TASK: Copy all of the material exactly. Pictures are not to appear in the copy.

[A block of data]
..............................
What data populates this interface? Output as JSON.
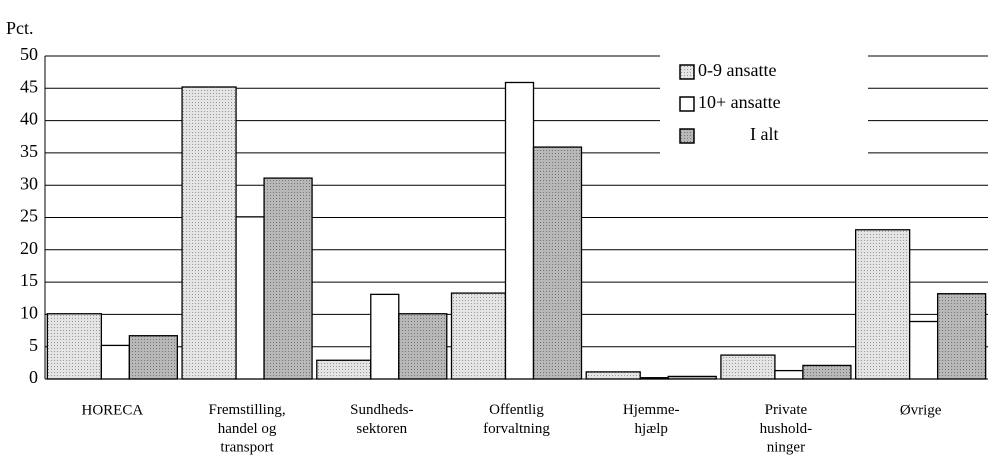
{
  "chart_data": {
    "type": "bar",
    "y_label": "Pct.",
    "categories": [
      "HORECA",
      "Fremstilling,\nhandel og\ntransport",
      "Sundheds-\nsektoren",
      "Offentlig\nforvaltning",
      "Hjemme-\nhjælp",
      "Private\nhushold-\nninger",
      "Øvrige"
    ],
    "series": [
      {
        "name": "0-9 ansatte",
        "color": "#e4e4e4",
        "fill_pattern": "dots",
        "values": [
          10.1,
          45.2,
          2.9,
          13.3,
          1.1,
          3.7,
          23.1
        ]
      },
      {
        "name": "10+ ansatte",
        "color": "#ffffff",
        "fill_pattern": "solid",
        "values": [
          5.2,
          25.1,
          13.1,
          45.9,
          0.2,
          1.3,
          8.9
        ]
      },
      {
        "name": "I alt",
        "color": "#b8b8b8",
        "fill_pattern": "dots",
        "values": [
          6.7,
          31.1,
          10.1,
          35.9,
          0.4,
          2.1,
          13.2
        ]
      }
    ],
    "ylim": [
      0,
      50
    ],
    "yticks": [
      0,
      5,
      10,
      15,
      20,
      25,
      30,
      35,
      40,
      45,
      50
    ],
    "grid": true,
    "legend": "upper right"
  }
}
..............................
SOLUTION BELOW:
What data populates this interface? Output as JSON.
{
  "chart_data": {
    "type": "bar",
    "y_label": "Pct.",
    "categories": [
      "HORECA",
      "Fremstilling,\nhandel og\ntransport",
      "Sundheds-\nsektoren",
      "Offentlig\nforvaltning",
      "Hjemme-\nhjælp",
      "Private\nhushold-\nninger",
      "Øvrige"
    ],
    "series": [
      {
        "name": "0-9 ansatte",
        "color": "#e4e4e4",
        "fill_pattern": "dots",
        "values": [
          10.1,
          45.2,
          2.9,
          13.3,
          1.1,
          3.7,
          23.1
        ]
      },
      {
        "name": "10+ ansatte",
        "color": "#ffffff",
        "fill_pattern": "solid",
        "values": [
          5.2,
          25.1,
          13.1,
          45.9,
          0.2,
          1.3,
          8.9
        ]
      },
      {
        "name": "I alt",
        "color": "#b8b8b8",
        "fill_pattern": "dots",
        "values": [
          6.7,
          31.1,
          10.1,
          35.9,
          0.4,
          2.1,
          13.2
        ]
      }
    ],
    "ylim": [
      0,
      50
    ],
    "yticks": [
      0,
      5,
      10,
      15,
      20,
      25,
      30,
      35,
      40,
      45,
      50
    ],
    "grid": true,
    "legend": "upper right"
  }
}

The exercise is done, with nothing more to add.